[BEGIN]

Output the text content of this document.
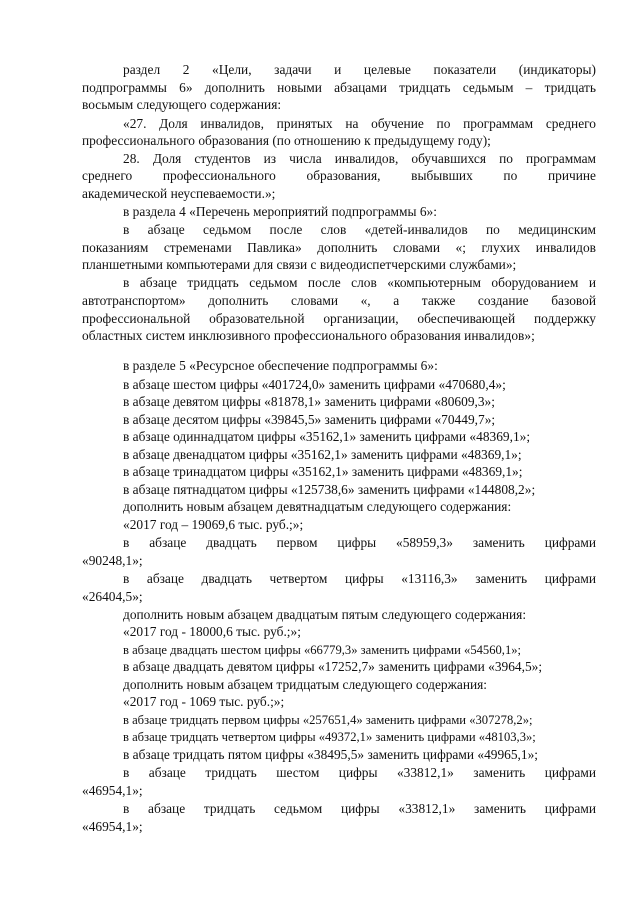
раздел 2 «Цели, задачи и целевые показатели (индикаторы)
подпрограммы 6» дополнить новыми абзацами тридцать седьмым – тридцать
восьмым следующего содержания:
«27. Доля инвалидов, принятых на обучение по программам среднего
профессионального образования (по отношению к предыдущему году);
28. Доля студентов из числа инвалидов, обучавшихся по программам
среднего профессионального образования, выбывших по причине
академической неуспеваемости.»;
в раздела 4 «Перечень мероприятий подпрограммы 6»:
в абзаце седьмом после слов «детей-инвалидов по медицинским
показаниям стременами Павлика» дополнить словами «; глухих инвалидов
планшетными компьютерами для связи с видеодиспетчерскими службами»;
в абзаце тридцать седьмом после слов «компьютерным оборудованием и
автотранспортом» дополнить словами «, а также создание базовой
профессиональной образовательной организации, обеспечивающей поддержку
областных систем инклюзивного профессионального образования инвалидов»;
в разделе 5 «Ресурсное обеспечение подпрограммы 6»:
в абзаце шестом цифры «401724,0» заменить цифрами «470680,4»;
в абзаце девятом цифры «81878,1» заменить цифрами «80609,3»;
в абзаце десятом цифры «39845,5» заменить цифрами «70449,7»;
в абзаце одиннадцатом цифры «35162,1» заменить цифрами «48369,1»;
в абзаце двенадцатом цифры «35162,1» заменить цифрами «48369,1»;
в абзаце тринадцатом цифры «35162,1» заменить цифрами «48369,1»;
в абзаце пятнадцатом цифры «125738,6» заменить цифрами «144808,2»;
дополнить новым абзацем девятнадцатым следующего содержания:
«2017 год – 19069,6 тыс. руб.;»;
в абзаце двадцать первом цифры «58959,3» заменить цифрами
«90248,1»;
в абзаце двадцать четвертом цифры «13116,3» заменить цифрами
«26404,5»;
дополнить новым абзацем двадцатым пятым следующего содержания:
«2017 год - 18000,6 тыс. руб.;»;
в абзаце двадцать шестом цифры «66779,3» заменить цифрами «54560,1»;
в абзаце двадцать девятом цифры «17252,7» заменить цифрами «3964,5»;
дополнить новым абзацем тридцатым следующего содержания:
«2017 год - 1069 тыс. руб.;»;
в абзаце тридцать первом цифры «257651,4» заменить цифрами «307278,2»;
в абзаце тридцать четвертом цифры «49372,1» заменить цифрами «48103,3»;
в абзаце тридцать пятом цифры «38495,5» заменить цифрами «49965,1»;
в абзаце тридцать шестом цифры «33812,1» заменить цифрами
«46954,1»;
в абзаце тридцать седьмом цифры «33812,1» заменить цифрами
«46954,1»;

[END]

* EXERCISE DESCRIPTION: Search the preceding listing for the word "подпрограммы" and pull out every line that holds it.

* RESULT OF THE EXERCISE:
подпрограммы 6» дополнить новыми абзацами тридцать седьмым – тридцать
в раздела 4 «Перечень мероприятий подпрограммы 6»:
в разделе 5 «Ресурсное обеспечение подпрограммы 6»:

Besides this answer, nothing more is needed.